Materials provided:

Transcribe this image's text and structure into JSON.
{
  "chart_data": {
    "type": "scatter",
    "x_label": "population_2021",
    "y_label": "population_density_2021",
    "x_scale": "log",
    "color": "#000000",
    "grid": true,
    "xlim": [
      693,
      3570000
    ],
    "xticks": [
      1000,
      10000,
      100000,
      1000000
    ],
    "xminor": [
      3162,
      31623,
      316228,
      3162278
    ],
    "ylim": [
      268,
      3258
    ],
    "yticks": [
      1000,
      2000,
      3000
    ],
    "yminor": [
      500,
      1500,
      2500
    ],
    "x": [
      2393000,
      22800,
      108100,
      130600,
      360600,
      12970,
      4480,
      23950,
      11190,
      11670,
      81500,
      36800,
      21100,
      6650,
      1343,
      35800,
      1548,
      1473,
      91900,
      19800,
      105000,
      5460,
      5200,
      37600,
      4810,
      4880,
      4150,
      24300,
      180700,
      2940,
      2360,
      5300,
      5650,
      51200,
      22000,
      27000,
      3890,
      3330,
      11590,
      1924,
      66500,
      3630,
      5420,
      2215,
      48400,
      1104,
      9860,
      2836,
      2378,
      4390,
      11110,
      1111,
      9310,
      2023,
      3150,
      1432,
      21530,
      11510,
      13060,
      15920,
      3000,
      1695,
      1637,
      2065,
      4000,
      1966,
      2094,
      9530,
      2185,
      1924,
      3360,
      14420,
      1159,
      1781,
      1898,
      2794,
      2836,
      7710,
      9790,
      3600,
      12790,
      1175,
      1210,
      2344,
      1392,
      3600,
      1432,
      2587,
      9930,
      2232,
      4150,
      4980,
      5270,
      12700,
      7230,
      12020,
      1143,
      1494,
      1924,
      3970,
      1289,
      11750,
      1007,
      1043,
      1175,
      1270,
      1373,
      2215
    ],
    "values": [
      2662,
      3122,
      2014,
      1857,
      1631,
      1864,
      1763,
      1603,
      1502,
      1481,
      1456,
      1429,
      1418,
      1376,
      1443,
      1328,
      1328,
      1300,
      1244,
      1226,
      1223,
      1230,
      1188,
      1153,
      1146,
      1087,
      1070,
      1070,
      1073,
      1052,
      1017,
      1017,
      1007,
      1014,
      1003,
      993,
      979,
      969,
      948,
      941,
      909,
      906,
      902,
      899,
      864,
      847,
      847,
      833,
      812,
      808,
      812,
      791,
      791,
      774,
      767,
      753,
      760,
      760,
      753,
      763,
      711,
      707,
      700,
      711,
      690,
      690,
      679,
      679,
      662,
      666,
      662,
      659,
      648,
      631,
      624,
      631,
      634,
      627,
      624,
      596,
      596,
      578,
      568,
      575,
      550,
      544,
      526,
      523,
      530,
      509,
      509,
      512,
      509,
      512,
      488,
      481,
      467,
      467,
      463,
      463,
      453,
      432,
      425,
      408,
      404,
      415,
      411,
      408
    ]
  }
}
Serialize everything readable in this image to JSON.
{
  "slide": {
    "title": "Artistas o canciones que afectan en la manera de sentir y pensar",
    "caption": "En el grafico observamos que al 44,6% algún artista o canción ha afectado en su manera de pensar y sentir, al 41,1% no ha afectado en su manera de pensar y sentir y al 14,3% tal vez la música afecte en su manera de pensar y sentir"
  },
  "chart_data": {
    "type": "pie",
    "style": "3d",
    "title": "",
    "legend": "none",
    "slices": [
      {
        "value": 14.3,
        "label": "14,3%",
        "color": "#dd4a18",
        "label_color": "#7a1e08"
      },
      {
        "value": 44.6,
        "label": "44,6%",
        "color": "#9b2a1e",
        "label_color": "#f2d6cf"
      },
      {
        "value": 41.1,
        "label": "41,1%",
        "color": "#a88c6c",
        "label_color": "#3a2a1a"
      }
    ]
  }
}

Set task: Write out all the entries exactly.

Response:
Transcribe this image's text and structure into JSON.
{
  "chart_data": {
    "type": "scatter",
    "x_label": "population_2021",
    "y_label": "population_density_2021",
    "x_scale": "log",
    "color": "#000000",
    "grid": true,
    "xlim": [
      693,
      3570000
    ],
    "xticks": [
      1000,
      10000,
      100000,
      1000000
    ],
    "xminor": [
      3162,
      31623,
      316228,
      3162278
    ],
    "ylim": [
      268,
      3258
    ],
    "yticks": [
      1000,
      2000,
      3000
    ],
    "yminor": [
      500,
      1500,
      2500
    ],
    "x": [
      2393000,
      22800,
      108100,
      130600,
      360600,
      12970,
      4480,
      23950,
      11190,
      11670,
      81500,
      36800,
      21100,
      6650,
      1343,
      35800,
      1548,
      1473,
      91900,
      19800,
      105000,
      5460,
      5200,
      37600,
      4810,
      4880,
      4150,
      24300,
      180700,
      2940,
      2360,
      5300,
      5650,
      51200,
      22000,
      27000,
      3890,
      3330,
      11590,
      1924,
      66500,
      3630,
      5420,
      2215,
      48400,
      1104,
      9860,
      2836,
      2378,
      4390,
      11110,
      1111,
      9310,
      2023,
      3150,
      1432,
      21530,
      11510,
      13060,
      15920,
      3000,
      1695,
      1637,
      2065,
      4000,
      1966,
      2094,
      9530,
      2185,
      1924,
      3360,
      14420,
      1159,
      1781,
      1898,
      2794,
      2836,
      7710,
      9790,
      3600,
      12790,
      1175,
      1210,
      2344,
      1392,
      3600,
      1432,
      2587,
      9930,
      2232,
      4150,
      4980,
      5270,
      12700,
      7230,
      12020,
      1143,
      1494,
      1924,
      3970,
      1289,
      11750,
      1007,
      1043,
      1175,
      1270,
      1373,
      2215
    ],
    "values": [
      2662,
      3122,
      2014,
      1857,
      1631,
      1864,
      1763,
      1603,
      1502,
      1481,
      1456,
      1429,
      1418,
      1376,
      1443,
      1328,
      1328,
      1300,
      1244,
      1226,
      1223,
      1230,
      1188,
      1153,
      1146,
      1087,
      1070,
      1070,
      1073,
      1052,
      1017,
      1017,
      1007,
      1014,
      1003,
      993,
      979,
      969,
      948,
      941,
      909,
      906,
      902,
      899,
      864,
      847,
      847,
      833,
      812,
      808,
      812,
      791,
      791,
      774,
      767,
      753,
      760,
      760,
      753,
      763,
      711,
      707,
      700,
      711,
      690,
      690,
      679,
      679,
      662,
      666,
      662,
      659,
      648,
      631,
      624,
      631,
      634,
      627,
      624,
      596,
      596,
      578,
      568,
      575,
      550,
      544,
      526,
      523,
      530,
      509,
      509,
      512,
      509,
      512,
      488,
      481,
      467,
      467,
      463,
      463,
      453,
      432,
      425,
      408,
      404,
      415,
      411,
      408
    ]
  }
}
Serialize everything readable in this image to JSON.
{
  "slide": {
    "title": "Artistas o canciones que afectan en la manera de sentir y pensar",
    "caption": "En el grafico observamos que al 44,6% algún artista o canción ha afectado en su manera de pensar y sentir, al 41,1% no ha afectado en su manera de pensar y sentir y al 14,3% tal vez la música afecte en su manera de pensar y sentir"
  },
  "chart_data": {
    "type": "pie",
    "style": "3d",
    "title": "",
    "legend": "none",
    "slices": [
      {
        "value": 14.3,
        "label": "14,3%",
        "color": "#dd4a18",
        "label_color": "#7a1e08"
      },
      {
        "value": 44.6,
        "label": "44,6%",
        "color": "#9b2a1e",
        "label_color": "#f2d6cf"
      },
      {
        "value": 41.1,
        "label": "41,1%",
        "color": "#a88c6c",
        "label_color": "#3a2a1a"
      }
    ]
  }
}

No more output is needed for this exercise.